EXERCISE: Copy out each line featuring the string "evaluate" from the entries beneath.

GIVEN ENTRIES:
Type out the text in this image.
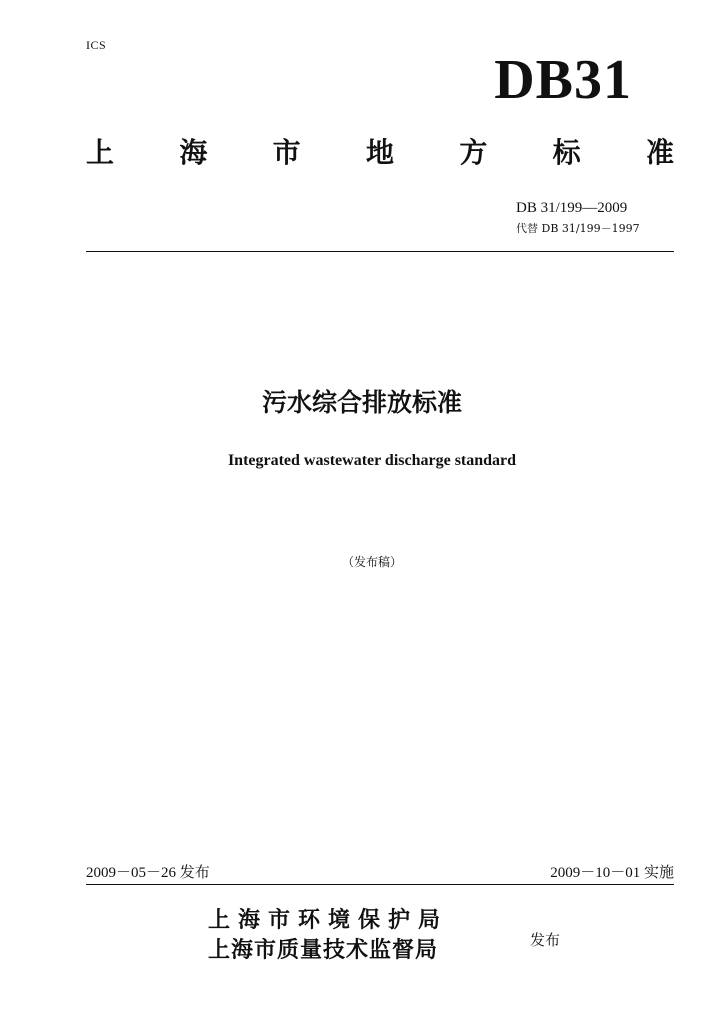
ICS
DB31
上 海 市 地 方 标 准
DB 31/199—2009
代替 DB 31/199－1997
污水综合排放标准
Integrated wastewater discharge standard
（发布稿）
2009－05－26 发布	2009－10－01 实施
上海市环境保护局
上海市质量技术监督局	发布
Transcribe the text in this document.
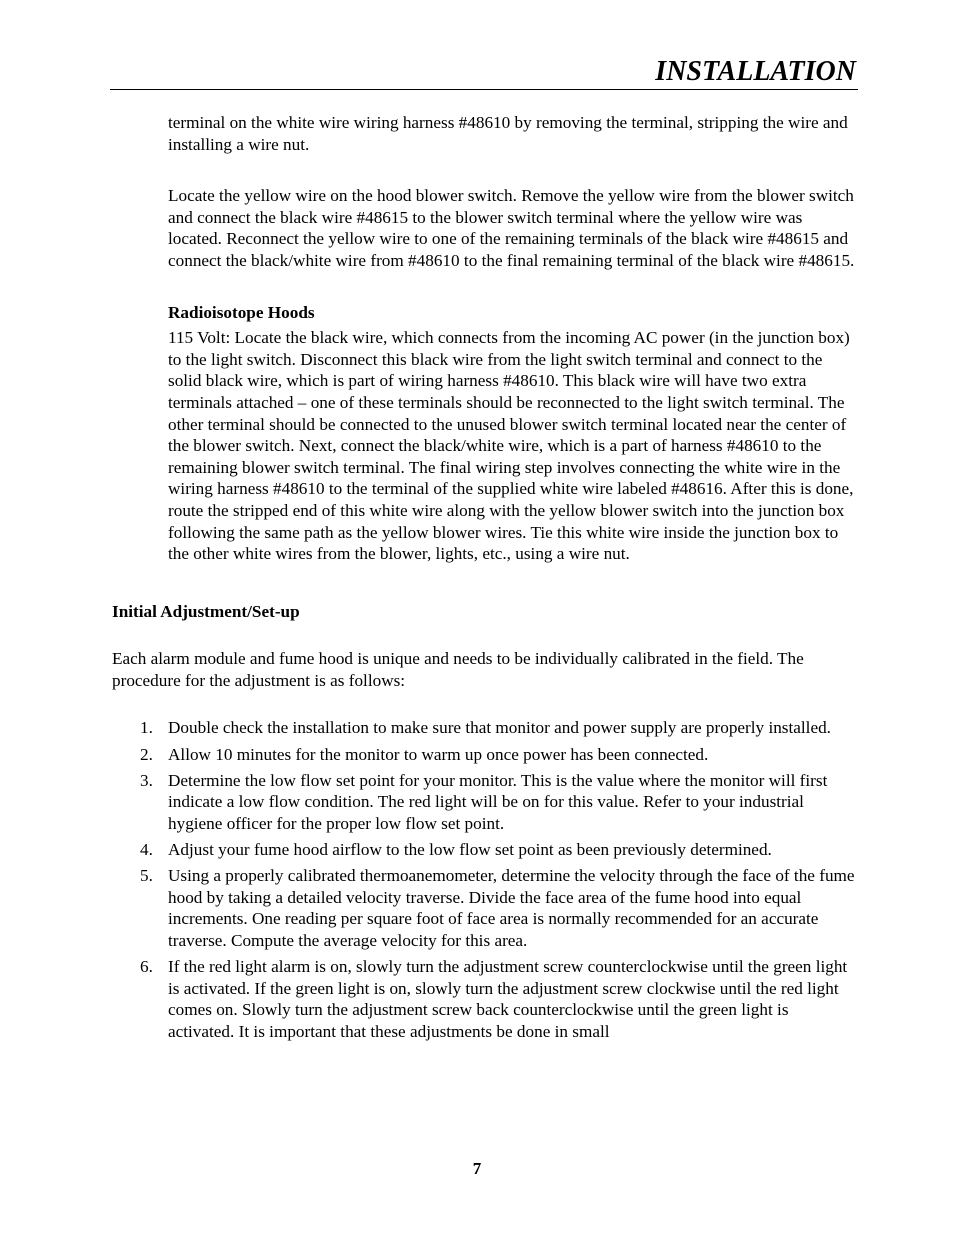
INSTALLATION

terminal on the white wire wiring harness #48610 by removing the terminal, stripping the wire and installing a wire nut.

Locate the yellow wire on the hood blower switch. Remove the yellow wire from the blower switch and connect the black wire #48615 to the blower switch terminal where the yellow wire was located. Reconnect the yellow wire to one of the remaining terminals of the black wire #48615 and connect the black/white wire from #48610 to the final remaining terminal of the black wire #48615.

Radioisotope Hoods

115 Volt: Locate the black wire, which connects from the incoming AC power (in the junction box) to the light switch. Disconnect this black wire from the light switch terminal and connect to the solid black wire, which is part of wiring harness #48610. This black wire will have two extra terminals attached – one of these terminals should be reconnected to the light switch terminal. The other terminal should be connected to the unused blower switch terminal located near the center of the blower switch. Next, connect the black/white wire, which is a part of harness #48610 to the remaining blower switch terminal. The final wiring step involves connecting the white wire in the wiring harness #48610 to the terminal of the supplied white wire labeled #48616. After this is done, route the stripped end of this white wire along with the yellow blower switch into the junction box following the same path as the yellow blower wires. Tie this white wire inside the junction box to the other white wires from the blower, lights, etc., using a wire nut.

Initial Adjustment/Set-up

Each alarm module and fume hood is unique and needs to be individually calibrated in the field. The procedure for the adjustment is as follows:

1. Double check the installation to make sure that monitor and power supply are properly installed.
2. Allow 10 minutes for the monitor to warm up once power has been connected.
3. Determine the low flow set point for your monitor. This is the value where the monitor will first indicate a low flow condition. The red light will be on for this value. Refer to your industrial hygiene officer for the proper low flow set point.
4. Adjust your fume hood airflow to the low flow set point as been previously determined.
5. Using a properly calibrated thermoanemometer, determine the velocity through the face of the fume hood by taking a detailed velocity traverse. Divide the face area of the fume hood into equal increments. One reading per square foot of face area is normally recommended for an accurate traverse. Compute the average velocity for this area.
6. If the red light alarm is on, slowly turn the adjustment screw counterclockwise until the green light is activated. If the green light is on, slowly turn the adjustment screw clockwise until the red light comes on. Slowly turn the adjustment screw back counterclockwise until the green light is activated. It is important that these adjustments be done in small
7
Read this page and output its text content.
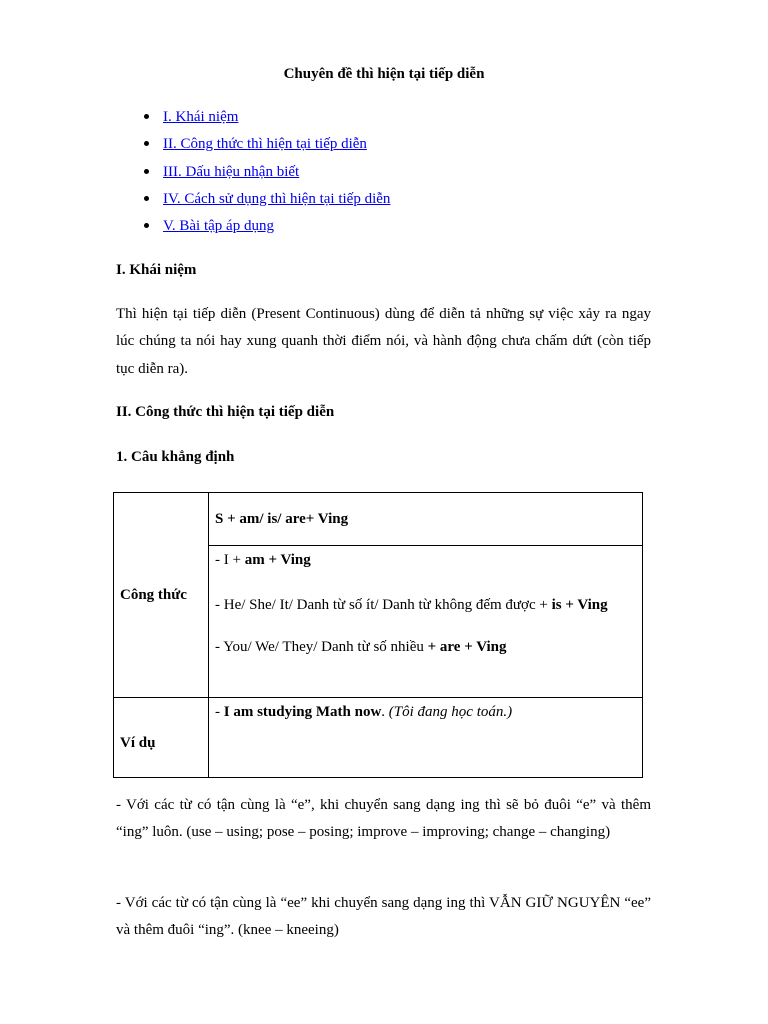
Chuyên đề thì hiện tại tiếp diễn
I. Khái niệm
II. Công thức thì hiện tại tiếp diễn
III. Dấu hiệu nhận biết
IV. Cách sử dụng thì hiện tại tiếp diễn
V. Bài tập áp dụng
I. Khái niệm
Thì hiện tại tiếp diễn (Present Continuous) dùng để diễn tả những sự việc xảy ra ngay lúc chúng ta nói hay xung quanh thời điểm nói, và hành động chưa chấm dứt (còn tiếp tục diễn ra).
II. Công thức thì hiện tại tiếp diễn
1. Câu khẳng định
Công thức	S + am/ is/ are+ Ving

	- I + am + Ving
- He/ She/ It/ Danh từ số ít/ Danh từ không đếm được + is + Ving
- You/ We/ They/ Danh từ số nhiều + are + Ving

Ví dụ	- I am studying Math now. (Tôi đang học toán.)
- Với các từ có tận cùng là “e”, khi chuyển sang dạng ing thì sẽ bỏ đuôi “e” và thêm “ing” luôn. (use – using; pose – posing; improve – improving; change – changing)
- Với các từ có tận cùng là “ee” khi chuyển sang dạng ing thì VẪN GIỮ NGUYÊN “ee” và thêm đuôi “ing”. (knee – kneeing)
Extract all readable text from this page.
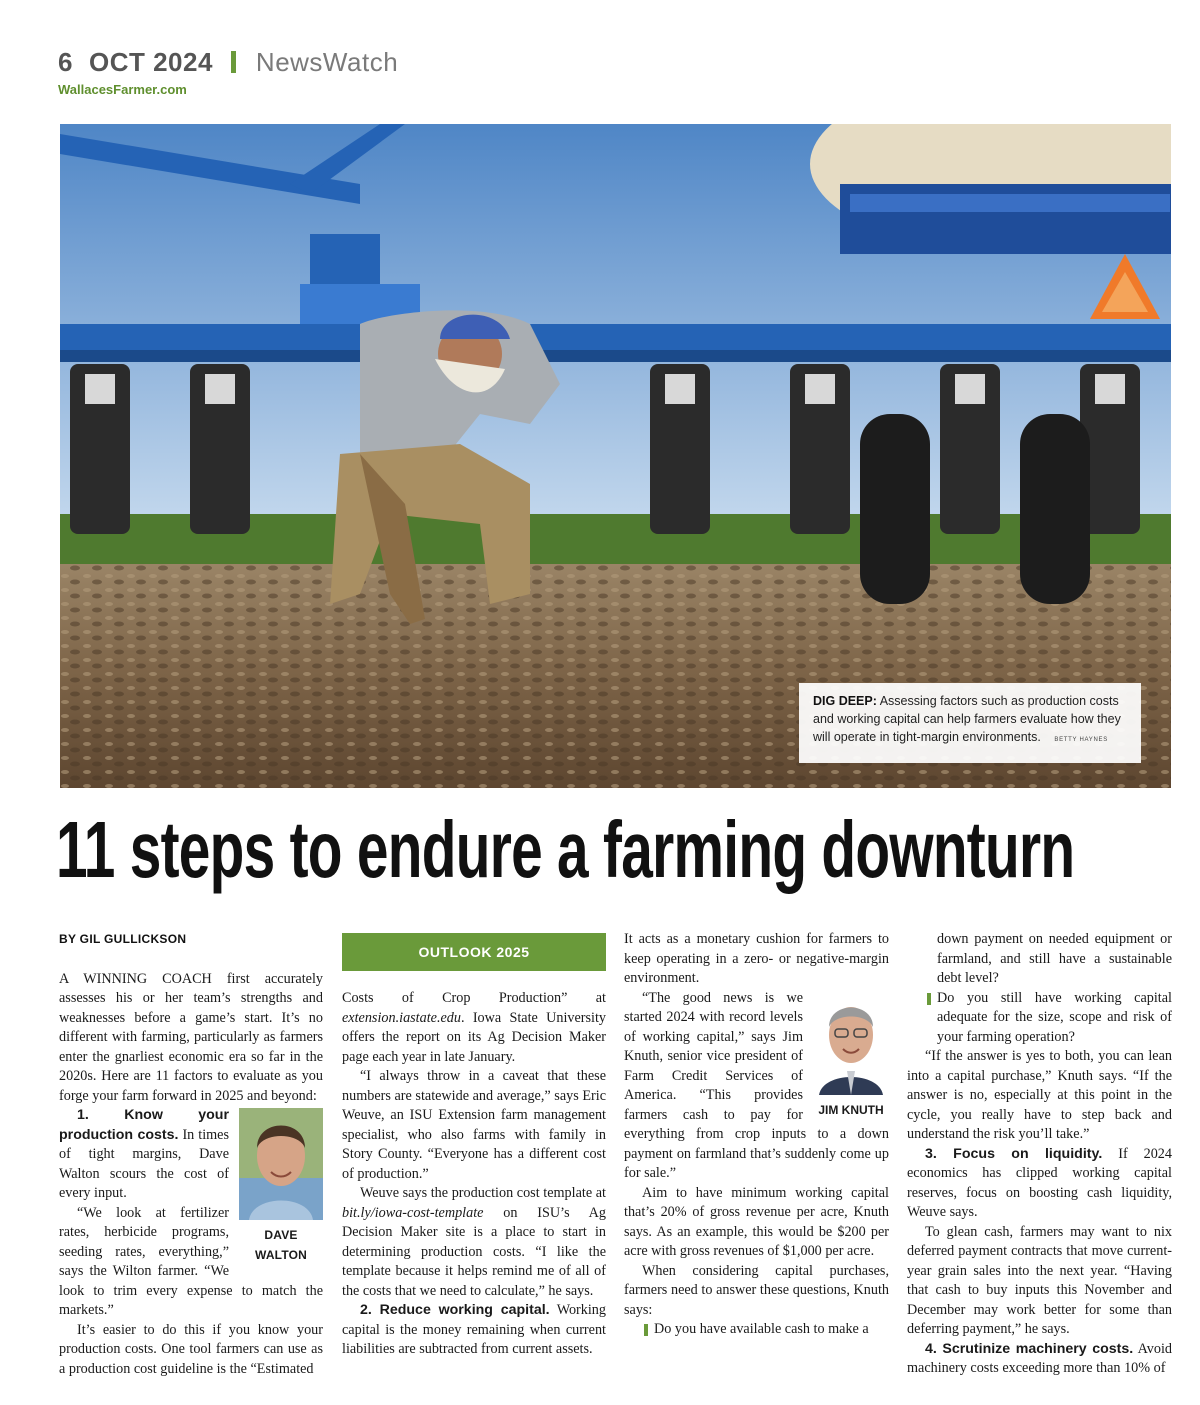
6 OCT 2024 NewsWatch
WallacesFarmer.com
DIG DEEP: Assessing factors such as production costs and working capital can help farmers evaluate how they will operate in tight-margin environments. BETTY HAYNES
11 steps to endure a farming downturn
BY GIL GULLICKSON

A WINNING COACH first accurately assesses his or her team’s strengths and weaknesses before a game’s start. It’s no different with farming, particularly as farmers enter the gnarliest economic era so far in the 2020s. Here are 11 factors to evaluate as you forge your farm forward in 2025 and beyond:

DAVE WALTON

1. Know your production costs. In times of tight margins, Dave Walton scours the cost of every input.

“We look at fertilizer rates, herbicide programs, seeding rates, everything,” says the Wilton farmer. “We look to trim every expense to match the markets.”

It’s easier to do this if you know your production costs. One tool farmers can use as a production cost guideline is the “Estimated

OUTLOOK 2025

Costs of Crop Production” at extension.iastate.edu. Iowa State University offers the report on its Ag Decision Maker page each year in late January.

“I always throw in a caveat that these numbers are statewide and average,” says Eric Weuve, an ISU Extension farm management specialist, who also farms with family in Story County. “Everyone has a different cost of production.”

Weuve says the production cost template at bit.ly/iowa-cost-template on ISU’s Ag Decision Maker site is a place to start in determining production costs. “I like the template because it helps remind me of all of the costs that we need to calculate,” he says.

2. Reduce working capital. Working capital is the money remaining when current liabilities are subtracted from current assets.

It acts as a monetary cushion for farmers to keep operating in a zero- or negative-margin environment.

JIM KNUTH

“The good news is we started 2024 with record levels of working capital,” says Jim Knuth, senior vice president of Farm Credit Services of America. “This provides farmers cash to pay for everything from crop inputs to a down payment on farmland that’s suddenly come up for sale.”

Aim to have minimum working capital that’s 20% of gross revenue per acre, Knuth says. As an example, this would be $200 per acre with gross revenues of $1,000 per acre.

When considering capital purchases, farmers need to answer these questions, Knuth says:

Do you have available cash to make a

down payment on needed equipment or farmland, and still have a sustainable debt level?

Do you still have working capital adequate for the size, scope and risk of your farming operation?

“If the answer is yes to both, you can lean into a capital purchase,” Knuth says. “If the answer is no, especially at this point in the cycle, you really have to step back and understand the risk you’ll take.”

3. Focus on liquidity. If 2024 economics has clipped working capital reserves, focus on boosting cash liquidity, Weuve says.

To glean cash, farmers may want to nix deferred payment contracts that move current-year grain sales into the next year. “Having that cash to buy inputs this November and December may work better for some than deferring payment,” he says.

4. Scrutinize machinery costs. Avoid machinery costs exceeding more than 10% of
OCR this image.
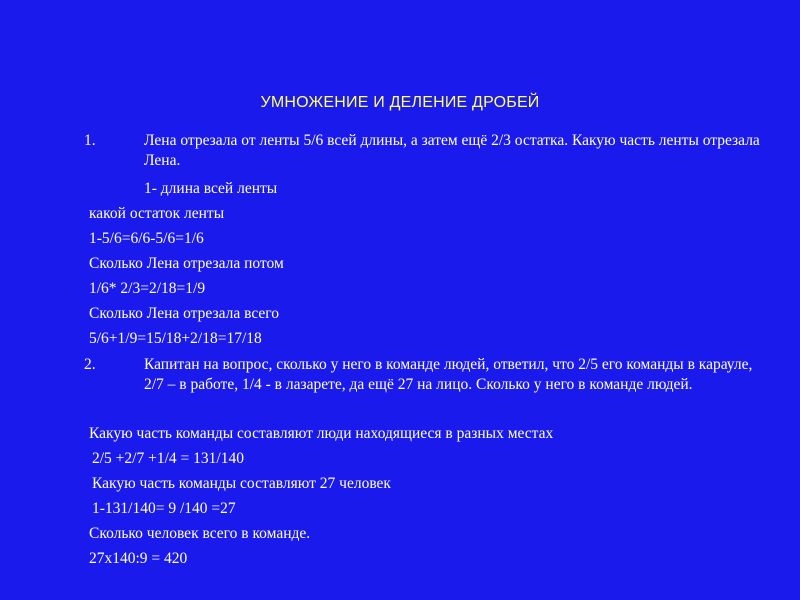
УМНОЖЕНИЕ И ДЕЛЕНИЕ ДРОБЕЙ
1.	Лена отрезала от ленты 5/6 всей длины, а затем ещё 2/3 остатка. Какую часть ленты отрезала Лена.
1- длина всей ленты
какой остаток ленты
1-5/6=6/6-5/6=1/6
Сколько Лена отрезала потом
1/6* 2/3=2/18=1/9
Сколько Лена отрезала всего
5/6+1/9=15/18+2/18=17/18
2.	Капитан на вопрос, сколько у него в команде людей, ответил, что 2/5 его команды в карауле, 2/7 – в работе, 1/4 - в лазарете, да ещё 27 на лицо. Сколько у него в команде людей.
Какую часть команды составляют люди находящиеся в разных местах
2/5 +2/7 +1/4 = 131/140
Какую часть команды составляют 27 человек
1-131/140= 9 /140 =27
Сколько человек всего в команде.
27х140:9 = 420
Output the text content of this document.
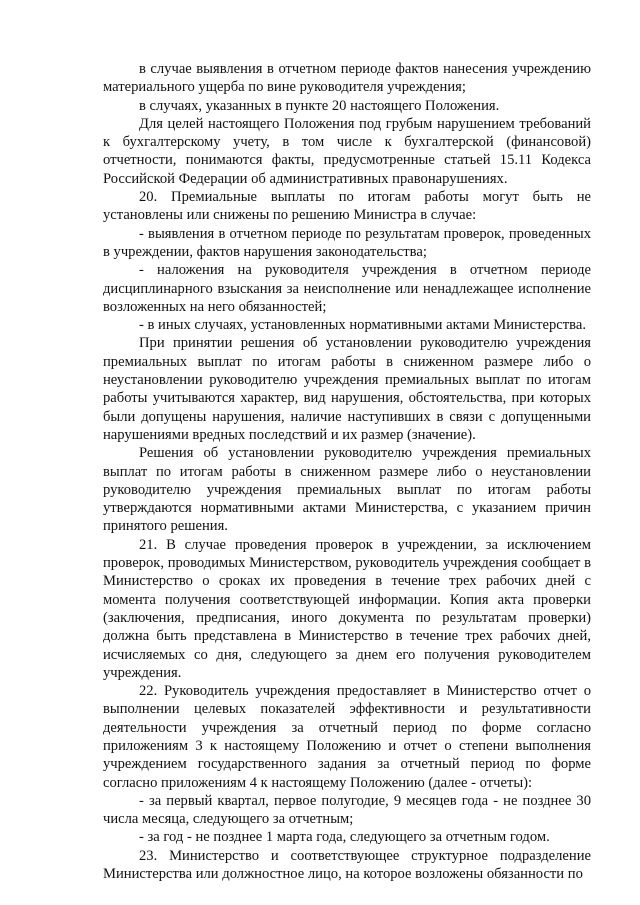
в случае выявления в отчетном периоде фактов нанесения учреждению материального ущерба по вине руководителя учреждения;

в случаях, указанных в пункте 20 настоящего Положения.

Для целей настоящего Положения под грубым нарушением требований к бухгалтерскому учету, в том числе к бухгалтерской (финансовой) отчетности, понимаются факты, предусмотренные статьей 15.11 Кодекса Российской Федерации об административных правонарушениях.

20. Премиальные выплаты по итогам работы могут быть не установлены или снижены по решению Министра в случае:

- выявления в отчетном периоде по результатам проверок, проведенных в учреждении, фактов нарушения законодательства;

- наложения на руководителя учреждения в отчетном периоде дисциплинарного взыскания за неисполнение или ненадлежащее исполнение возложенных на него обязанностей;

- в иных случаях, установленных нормативными актами Министерства.

При принятии решения об установлении руководителю учреждения премиальных выплат по итогам работы в сниженном размере либо о неустановлении руководителю учреждения премиальных выплат по итогам работы учитываются характер, вид нарушения, обстоятельства, при которых были допущены нарушения, наличие наступивших в связи с допущенными нарушениями вредных последствий и их размер (значение).

Решения об установлении руководителю учреждения премиальных выплат по итогам работы в сниженном размере либо о неустановлении руководителю учреждения премиальных выплат по итогам работы утверждаются нормативными актами Министерства, с указанием причин принятого решения.

21. В случае проведения проверок в учреждении, за исключением проверок, проводимых Министерством, руководитель учреждения сообщает в Министерство о сроках их проведения в течение трех рабочих дней с момента получения соответствующей информации. Копия акта проверки (заключения, предписания, иного документа по результатам проверки) должна быть представлена в Министерство в течение трех рабочих дней, исчисляемых со дня, следующего за днем его получения руководителем учреждения.

22. Руководитель учреждения предоставляет в Министерство отчет о выполнении целевых показателей эффективности и результативности деятельности учреждения за отчетный период по форме согласно приложениям 3 к настоящему Положению и отчет о степени выполнения учреждением государственного задания за отчетный период по форме согласно приложениям 4 к настоящему Положению (далее - отчеты):

- за первый квартал, первое полугодие, 9 месяцев года - не позднее 30 числа месяца, следующего за отчетным;

- за год - не позднее 1 марта года, следующего за отчетным годом.

23. Министерство и соответствующее структурное подразделение Министерства или должностное лицо, на которое возложены обязанности по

THE REPLY:
DIG DEEP: Assessing factors such as production costs and working capital can help farmers evaluate how they will operate in tight-margin environments. BETTY HAYNES
A WINNING COACH first accurately assesses his or her team’s strengths and weaknesses before a game’s start. It’s no different with farming, particularly as farmers enter the gnarliest economic era so far in the 2020s. Here are 11 factors to evaluate as you forge your farm forward in 2025 and beyond:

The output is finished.